■ **WRITTEN PROBLEM**
Only the number is wanted: how many lines in the data contain "dalam"?

■ **MATERIAL SUPPLIED**

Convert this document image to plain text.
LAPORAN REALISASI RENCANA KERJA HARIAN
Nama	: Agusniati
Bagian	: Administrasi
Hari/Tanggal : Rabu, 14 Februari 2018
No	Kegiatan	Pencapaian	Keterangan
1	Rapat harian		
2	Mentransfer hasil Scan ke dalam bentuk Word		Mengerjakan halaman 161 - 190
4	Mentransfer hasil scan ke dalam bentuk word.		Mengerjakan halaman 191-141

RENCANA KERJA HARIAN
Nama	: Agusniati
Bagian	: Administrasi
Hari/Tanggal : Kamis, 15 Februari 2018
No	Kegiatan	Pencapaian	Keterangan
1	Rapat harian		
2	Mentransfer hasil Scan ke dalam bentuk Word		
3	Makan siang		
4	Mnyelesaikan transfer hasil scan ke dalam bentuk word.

■ **THE RESPONSE**
4